**Description of the task:**
Reproduce the lines of the material exactly, excluding every image.

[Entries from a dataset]
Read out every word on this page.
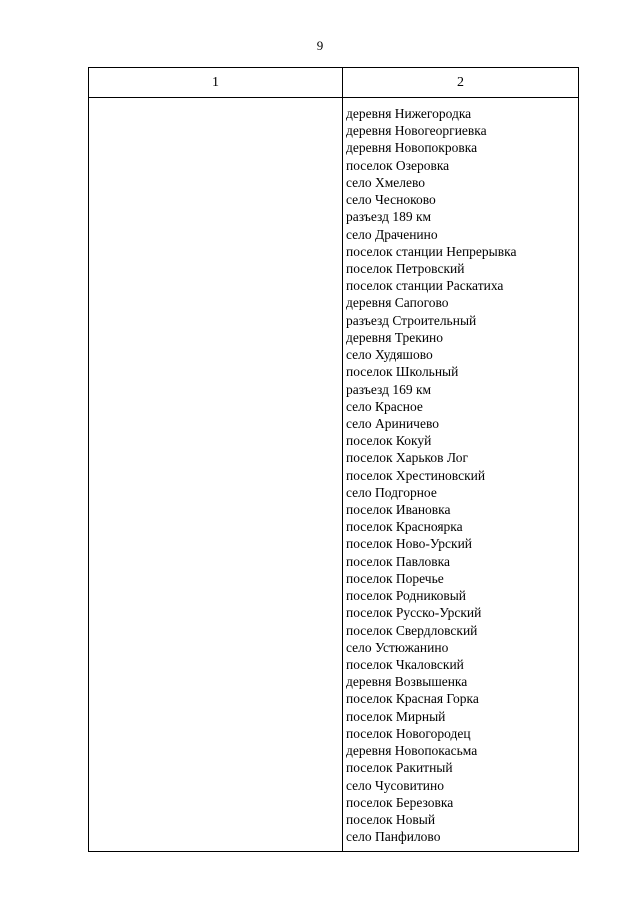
9
1	2
деревня Нижегородка
деревня Новогеоргиевка
деревня Новопокровка
поселок Озеровка
село Хмелево
село Чесноково
разъезд 189 км
село Драченино
поселок станции Непрерывка
поселок Петровский
поселок станции Раскатиха
деревня Сапогово
разъезд Строительный
деревня Трекино
село Худяшово
поселок Школьный
разъезд 169 км
село Красное
село Ариничево
поселок Кокуй
поселок Харьков Лог
поселок Хрестиновский
село Подгорное
поселок Ивановка
поселок Красноярка
поселок Ново-Урский
поселок Павловка
поселок Поречье
поселок Родниковый
поселок Русско-Урский
поселок Свердловский
село Устюжанино
поселок Чкаловский
деревня Возвышенка
поселок Красная Горка
поселок Мирный
поселок Новогородец
деревня Новопокасьма
поселок Ракитный
село Чусовитино
поселок Березовка
поселок Новый
село Панфилово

**Solution for this exercise:**
Read out every word on this page.
9
1	2
деревня Нижегородка
деревня Новогеоргиевка
деревня Новопокровка
поселок Озеровка
село Хмелево
село Чесноково
разъезд 189 км
село Драченино
поселок станции Непрерывка
поселок Петровский
поселок станции Раскатиха
деревня Сапогово
разъезд Строительный
деревня Трекино
село Худяшово
поселок Школьный
разъезд 169 км
село Красное
село Ариничево
поселок Кокуй
поселок Харьков Лог
поселок Хрестиновский
село Подгорное
поселок Ивановка
поселок Красноярка
поселок Ново-Урский
поселок Павловка
поселок Поречье
поселок Родниковый
поселок Русско-Урский
поселок Свердловский
село Устюжанино
поселок Чкаловский
деревня Возвышенка
поселок Красная Горка
поселок Мирный
поселок Новогородец
деревня Новопокасьма
поселок Ракитный
село Чусовитино
поселок Березовка
поселок Новый
село Панфилово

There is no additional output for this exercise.